→ **WRITTEN REQUEST**: From the listing that follows, extract every line and set it down unaltered.

-------- WORKING DATA --------

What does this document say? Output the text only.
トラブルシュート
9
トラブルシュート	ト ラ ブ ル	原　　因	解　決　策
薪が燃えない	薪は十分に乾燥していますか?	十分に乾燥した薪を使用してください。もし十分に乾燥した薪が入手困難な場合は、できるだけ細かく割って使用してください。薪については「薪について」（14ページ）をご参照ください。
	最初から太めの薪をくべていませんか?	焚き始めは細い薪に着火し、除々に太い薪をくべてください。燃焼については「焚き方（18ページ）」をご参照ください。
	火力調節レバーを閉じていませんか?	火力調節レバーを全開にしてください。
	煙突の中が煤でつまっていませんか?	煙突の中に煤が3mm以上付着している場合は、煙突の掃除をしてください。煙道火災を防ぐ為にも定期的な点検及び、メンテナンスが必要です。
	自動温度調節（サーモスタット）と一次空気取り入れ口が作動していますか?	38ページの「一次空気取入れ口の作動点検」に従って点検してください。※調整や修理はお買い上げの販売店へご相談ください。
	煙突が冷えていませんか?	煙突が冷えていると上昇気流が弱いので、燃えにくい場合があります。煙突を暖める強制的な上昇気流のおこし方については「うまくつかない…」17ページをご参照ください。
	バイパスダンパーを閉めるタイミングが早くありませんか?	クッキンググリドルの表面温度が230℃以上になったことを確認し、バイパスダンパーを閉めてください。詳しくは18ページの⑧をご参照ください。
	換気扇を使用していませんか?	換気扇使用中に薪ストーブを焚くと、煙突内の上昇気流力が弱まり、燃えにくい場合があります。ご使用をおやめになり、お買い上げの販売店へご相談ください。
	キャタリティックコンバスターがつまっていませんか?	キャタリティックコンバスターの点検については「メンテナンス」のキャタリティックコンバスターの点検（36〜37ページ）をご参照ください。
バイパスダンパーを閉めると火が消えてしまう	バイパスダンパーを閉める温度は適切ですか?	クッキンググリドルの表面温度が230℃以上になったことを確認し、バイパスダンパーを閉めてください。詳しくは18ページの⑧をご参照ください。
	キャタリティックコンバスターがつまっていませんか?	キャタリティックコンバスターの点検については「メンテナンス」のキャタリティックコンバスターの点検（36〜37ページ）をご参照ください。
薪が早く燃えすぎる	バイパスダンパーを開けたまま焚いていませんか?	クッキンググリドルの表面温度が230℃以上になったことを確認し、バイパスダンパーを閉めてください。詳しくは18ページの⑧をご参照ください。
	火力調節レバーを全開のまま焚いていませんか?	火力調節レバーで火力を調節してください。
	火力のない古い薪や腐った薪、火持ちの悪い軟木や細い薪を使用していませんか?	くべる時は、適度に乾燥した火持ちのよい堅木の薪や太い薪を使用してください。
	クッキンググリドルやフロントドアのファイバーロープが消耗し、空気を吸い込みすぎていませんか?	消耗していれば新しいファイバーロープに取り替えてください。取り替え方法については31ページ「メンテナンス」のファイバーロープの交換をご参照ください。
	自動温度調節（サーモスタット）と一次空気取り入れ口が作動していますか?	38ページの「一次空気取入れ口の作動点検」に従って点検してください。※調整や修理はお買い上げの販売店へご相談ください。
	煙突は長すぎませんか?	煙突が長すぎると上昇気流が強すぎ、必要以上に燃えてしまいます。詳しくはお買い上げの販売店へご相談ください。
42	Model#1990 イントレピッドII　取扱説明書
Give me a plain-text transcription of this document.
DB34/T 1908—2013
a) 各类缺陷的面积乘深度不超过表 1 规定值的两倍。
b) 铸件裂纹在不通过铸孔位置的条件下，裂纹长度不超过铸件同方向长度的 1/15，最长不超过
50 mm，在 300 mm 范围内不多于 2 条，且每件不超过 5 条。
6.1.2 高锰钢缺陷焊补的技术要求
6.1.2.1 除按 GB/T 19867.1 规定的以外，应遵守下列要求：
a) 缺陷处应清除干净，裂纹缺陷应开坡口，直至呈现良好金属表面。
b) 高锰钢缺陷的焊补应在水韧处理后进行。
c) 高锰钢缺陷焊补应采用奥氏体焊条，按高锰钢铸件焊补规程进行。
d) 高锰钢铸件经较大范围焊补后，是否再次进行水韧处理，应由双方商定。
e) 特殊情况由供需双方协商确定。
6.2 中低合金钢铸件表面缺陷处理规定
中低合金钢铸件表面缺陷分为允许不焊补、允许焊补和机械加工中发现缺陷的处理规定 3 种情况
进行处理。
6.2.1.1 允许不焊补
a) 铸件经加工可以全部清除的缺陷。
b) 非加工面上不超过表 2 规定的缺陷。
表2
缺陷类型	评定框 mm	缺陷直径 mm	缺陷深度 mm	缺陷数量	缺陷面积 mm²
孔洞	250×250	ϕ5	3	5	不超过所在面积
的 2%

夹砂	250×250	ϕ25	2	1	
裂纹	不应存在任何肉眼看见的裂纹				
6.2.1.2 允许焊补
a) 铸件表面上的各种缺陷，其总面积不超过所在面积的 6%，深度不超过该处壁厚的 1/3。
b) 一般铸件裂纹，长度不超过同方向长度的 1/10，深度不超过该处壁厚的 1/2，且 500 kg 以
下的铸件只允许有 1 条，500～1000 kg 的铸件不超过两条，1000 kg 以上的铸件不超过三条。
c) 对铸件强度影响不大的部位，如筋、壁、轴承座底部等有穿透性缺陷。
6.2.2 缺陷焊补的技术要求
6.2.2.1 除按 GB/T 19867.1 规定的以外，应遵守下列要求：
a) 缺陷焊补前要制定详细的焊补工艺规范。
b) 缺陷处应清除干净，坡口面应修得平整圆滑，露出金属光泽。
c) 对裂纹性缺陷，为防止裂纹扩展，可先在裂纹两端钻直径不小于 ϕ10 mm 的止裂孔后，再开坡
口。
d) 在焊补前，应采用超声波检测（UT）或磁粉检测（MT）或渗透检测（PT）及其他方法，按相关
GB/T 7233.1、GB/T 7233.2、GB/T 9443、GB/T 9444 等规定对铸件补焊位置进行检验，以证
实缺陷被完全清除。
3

--------

→ **ANSWER FOR THIS EXERCISE**:
What does this document say? Output the text only.
トラブルシュート
9
トラブルシュート	ト ラ ブ ル	原　　因	解　決　策
薪が燃えない	薪は十分に乾燥していますか?	十分に乾燥した薪を使用してください。もし十分に乾燥した薪が入手困難な場合は、できるだけ細かく割って使用してください。薪については「薪について」（14ページ）をご参照ください。
	最初から太めの薪をくべていませんか?	焚き始めは細い薪に着火し、除々に太い薪をくべてください。燃焼については「焚き方（18ページ）」をご参照ください。
	火力調節レバーを閉じていませんか?	火力調節レバーを全開にしてください。
	煙突の中が煤でつまっていませんか?	煙突の中に煤が3mm以上付着している場合は、煙突の掃除をしてください。煙道火災を防ぐ為にも定期的な点検及び、メンテナンスが必要です。
	自動温度調節（サーモスタット）と一次空気取り入れ口が作動していますか?	38ページの「一次空気取入れ口の作動点検」に従って点検してください。※調整や修理はお買い上げの販売店へご相談ください。
	煙突が冷えていませんか?	煙突が冷えていると上昇気流が弱いので、燃えにくい場合があります。煙突を暖める強制的な上昇気流のおこし方については「うまくつかない…」17ページをご参照ください。
	バイパスダンパーを閉めるタイミングが早くありませんか?	クッキンググリドルの表面温度が230℃以上になったことを確認し、バイパスダンパーを閉めてください。詳しくは18ページの⑧をご参照ください。
	換気扇を使用していませんか?	換気扇使用中に薪ストーブを焚くと、煙突内の上昇気流力が弱まり、燃えにくい場合があります。ご使用をおやめになり、お買い上げの販売店へご相談ください。
	キャタリティックコンバスターがつまっていませんか?	キャタリティックコンバスターの点検については「メンテナンス」のキャタリティックコンバスターの点検（36〜37ページ）をご参照ください。
バイパスダンパーを閉めると火が消えてしまう	バイパスダンパーを閉める温度は適切ですか?	クッキンググリドルの表面温度が230℃以上になったことを確認し、バイパスダンパーを閉めてください。詳しくは18ページの⑧をご参照ください。
	キャタリティックコンバスターがつまっていませんか?	キャタリティックコンバスターの点検については「メンテナンス」のキャタリティックコンバスターの点検（36〜37ページ）をご参照ください。
薪が早く燃えすぎる	バイパスダンパーを開けたまま焚いていませんか?	クッキンググリドルの表面温度が230℃以上になったことを確認し、バイパスダンパーを閉めてください。詳しくは18ページの⑧をご参照ください。
	火力調節レバーを全開のまま焚いていませんか?	火力調節レバーで火力を調節してください。
	火力のない古い薪や腐った薪、火持ちの悪い軟木や細い薪を使用していませんか?	くべる時は、適度に乾燥した火持ちのよい堅木の薪や太い薪を使用してください。
	クッキンググリドルやフロントドアのファイバーロープが消耗し、空気を吸い込みすぎていませんか?	消耗していれば新しいファイバーロープに取り替えてください。取り替え方法については31ページ「メンテナンス」のファイバーロープの交換をご参照ください。
	自動温度調節（サーモスタット）と一次空気取り入れ口が作動していますか?	38ページの「一次空気取入れ口の作動点検」に従って点検してください。※調整や修理はお買い上げの販売店へご相談ください。
	煙突は長すぎませんか?	煙突が長すぎると上昇気流が強すぎ、必要以上に燃えてしまいます。詳しくはお買い上げの販売店へご相談ください。
42	Model#1990 イントレピッドII　取扱説明書
Give me a plain-text transcription of this document.
DB34/T 1908—2013
a) 各类缺陷的面积乘深度不超过表 1 规定值的两倍。
b) 铸件裂纹在不通过铸孔位置的条件下，裂纹长度不超过铸件同方向长度的 1/15，最长不超过
50 mm，在 300 mm 范围内不多于 2 条，且每件不超过 5 条。
6.1.2 高锰钢缺陷焊补的技术要求
6.1.2.1 除按 GB/T 19867.1 规定的以外，应遵守下列要求：
a) 缺陷处应清除干净，裂纹缺陷应开坡口，直至呈现良好金属表面。
b) 高锰钢缺陷的焊补应在水韧处理后进行。
c) 高锰钢缺陷焊补应采用奥氏体焊条，按高锰钢铸件焊补规程进行。
d) 高锰钢铸件经较大范围焊补后，是否再次进行水韧处理，应由双方商定。
e) 特殊情况由供需双方协商确定。
6.2 中低合金钢铸件表面缺陷处理规定
中低合金钢铸件表面缺陷分为允许不焊补、允许焊补和机械加工中发现缺陷的处理规定 3 种情况
进行处理。
6.2.1.1 允许不焊补
a) 铸件经加工可以全部清除的缺陷。
b) 非加工面上不超过表 2 规定的缺陷。
表2
缺陷类型	评定框 mm	缺陷直径 mm	缺陷深度 mm	缺陷数量	缺陷面积 mm²
孔洞	250×250	ϕ5	3	5	不超过所在面积
的 2%

夹砂	250×250	ϕ25	2	1	
裂纹	不应存在任何肉眼看见的裂纹				
6.2.1.2 允许焊补
a) 铸件表面上的各种缺陷，其总面积不超过所在面积的 6%，深度不超过该处壁厚的 1/3。
b) 一般铸件裂纹，长度不超过同方向长度的 1/10，深度不超过该处壁厚的 1/2，且 500 kg 以
下的铸件只允许有 1 条，500～1000 kg 的铸件不超过两条，1000 kg 以上的铸件不超过三条。
c) 对铸件强度影响不大的部位，如筋、壁、轴承座底部等有穿透性缺陷。
6.2.2 缺陷焊补的技术要求
6.2.2.1 除按 GB/T 19867.1 规定的以外，应遵守下列要求：
a) 缺陷焊补前要制定详细的焊补工艺规范。
b) 缺陷处应清除干净，坡口面应修得平整圆滑，露出金属光泽。
c) 对裂纹性缺陷，为防止裂纹扩展，可先在裂纹两端钻直径不小于 ϕ10 mm 的止裂孔后，再开坡
口。
d) 在焊补前，应采用超声波检测（UT）或磁粉检测（MT）或渗透检测（PT）及其他方法，按相关
GB/T 7233.1、GB/T 7233.2、GB/T 9443、GB/T 9444 等规定对铸件补焊位置进行检验，以证
实缺陷被完全清除。
3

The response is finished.